:: Stated exercise ::
Copy all of the material below exactly.

:: Entries taken from a collection ::

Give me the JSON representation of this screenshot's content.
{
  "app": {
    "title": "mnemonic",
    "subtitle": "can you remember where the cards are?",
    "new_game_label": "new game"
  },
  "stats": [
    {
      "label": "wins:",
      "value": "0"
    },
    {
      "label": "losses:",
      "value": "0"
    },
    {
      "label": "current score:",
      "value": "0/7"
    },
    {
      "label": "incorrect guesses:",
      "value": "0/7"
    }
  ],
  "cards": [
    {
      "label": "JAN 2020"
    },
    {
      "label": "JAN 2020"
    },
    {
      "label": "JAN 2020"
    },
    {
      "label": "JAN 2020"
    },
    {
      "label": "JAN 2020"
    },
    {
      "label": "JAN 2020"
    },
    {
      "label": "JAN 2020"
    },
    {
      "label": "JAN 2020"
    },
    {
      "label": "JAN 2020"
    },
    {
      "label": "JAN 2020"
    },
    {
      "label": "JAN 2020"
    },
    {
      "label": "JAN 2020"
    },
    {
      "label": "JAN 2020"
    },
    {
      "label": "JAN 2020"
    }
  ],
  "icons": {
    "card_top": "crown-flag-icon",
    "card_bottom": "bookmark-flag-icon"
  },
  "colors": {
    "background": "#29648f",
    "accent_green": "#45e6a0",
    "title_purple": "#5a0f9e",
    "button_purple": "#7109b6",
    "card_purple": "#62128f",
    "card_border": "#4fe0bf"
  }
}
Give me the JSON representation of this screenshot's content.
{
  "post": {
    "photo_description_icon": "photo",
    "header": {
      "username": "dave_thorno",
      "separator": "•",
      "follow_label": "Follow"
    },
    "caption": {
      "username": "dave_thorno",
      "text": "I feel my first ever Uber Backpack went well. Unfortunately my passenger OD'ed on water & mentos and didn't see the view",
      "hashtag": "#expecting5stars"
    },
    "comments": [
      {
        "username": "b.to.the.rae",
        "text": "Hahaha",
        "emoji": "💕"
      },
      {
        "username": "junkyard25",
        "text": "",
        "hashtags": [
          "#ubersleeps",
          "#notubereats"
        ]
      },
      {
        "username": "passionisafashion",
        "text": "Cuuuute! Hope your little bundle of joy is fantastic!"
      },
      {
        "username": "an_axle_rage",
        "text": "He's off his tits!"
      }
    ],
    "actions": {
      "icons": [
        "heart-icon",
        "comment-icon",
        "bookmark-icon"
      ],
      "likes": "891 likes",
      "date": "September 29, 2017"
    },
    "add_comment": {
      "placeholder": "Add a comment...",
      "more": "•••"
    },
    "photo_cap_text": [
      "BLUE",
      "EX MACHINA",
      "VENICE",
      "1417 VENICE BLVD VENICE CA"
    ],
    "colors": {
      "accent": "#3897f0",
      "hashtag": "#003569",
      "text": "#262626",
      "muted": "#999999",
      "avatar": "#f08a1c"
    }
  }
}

:: Full response ::
Give me the JSON representation of this screenshot's content.
{
  "app": {
    "title": "mnemonic",
    "subtitle": "can you remember where the cards are?",
    "new_game_label": "new game"
  },
  "stats": [
    {
      "label": "wins:",
      "value": "0"
    },
    {
      "label": "losses:",
      "value": "0"
    },
    {
      "label": "current score:",
      "value": "0/7"
    },
    {
      "label": "incorrect guesses:",
      "value": "0/7"
    }
  ],
  "cards": [
    {
      "label": "JAN 2020"
    },
    {
      "label": "JAN 2020"
    },
    {
      "label": "JAN 2020"
    },
    {
      "label": "JAN 2020"
    },
    {
      "label": "JAN 2020"
    },
    {
      "label": "JAN 2020"
    },
    {
      "label": "JAN 2020"
    },
    {
      "label": "JAN 2020"
    },
    {
      "label": "JAN 2020"
    },
    {
      "label": "JAN 2020"
    },
    {
      "label": "JAN 2020"
    },
    {
      "label": "JAN 2020"
    },
    {
      "label": "JAN 2020"
    },
    {
      "label": "JAN 2020"
    }
  ],
  "icons": {
    "card_top": "crown-flag-icon",
    "card_bottom": "bookmark-flag-icon"
  },
  "colors": {
    "background": "#29648f",
    "accent_green": "#45e6a0",
    "title_purple": "#5a0f9e",
    "button_purple": "#7109b6",
    "card_purple": "#62128f",
    "card_border": "#4fe0bf"
  }
}
Give me the JSON representation of this screenshot's content.
{
  "post": {
    "photo_description_icon": "photo",
    "header": {
      "username": "dave_thorno",
      "separator": "•",
      "follow_label": "Follow"
    },
    "caption": {
      "username": "dave_thorno",
      "text": "I feel my first ever Uber Backpack went well. Unfortunately my passenger OD'ed on water & mentos and didn't see the view",
      "hashtag": "#expecting5stars"
    },
    "comments": [
      {
        "username": "b.to.the.rae",
        "text": "Hahaha",
        "emoji": "💕"
      },
      {
        "username": "junkyard25",
        "text": "",
        "hashtags": [
          "#ubersleeps",
          "#notubereats"
        ]
      },
      {
        "username": "passionisafashion",
        "text": "Cuuuute! Hope your little bundle of joy is fantastic!"
      },
      {
        "username": "an_axle_rage",
        "text": "He's off his tits!"
      }
    ],
    "actions": {
      "icons": [
        "heart-icon",
        "comment-icon",
        "bookmark-icon"
      ],
      "likes": "891 likes",
      "date": "September 29, 2017"
    },
    "add_comment": {
      "placeholder": "Add a comment...",
      "more": "•••"
    },
    "photo_cap_text": [
      "BLUE",
      "EX MACHINA",
      "VENICE",
      "1417 VENICE BLVD VENICE CA"
    ],
    "colors": {
      "accent": "#3897f0",
      "hashtag": "#003569",
      "text": "#262626",
      "muted": "#999999",
      "avatar": "#f08a1c"
    }
  }
}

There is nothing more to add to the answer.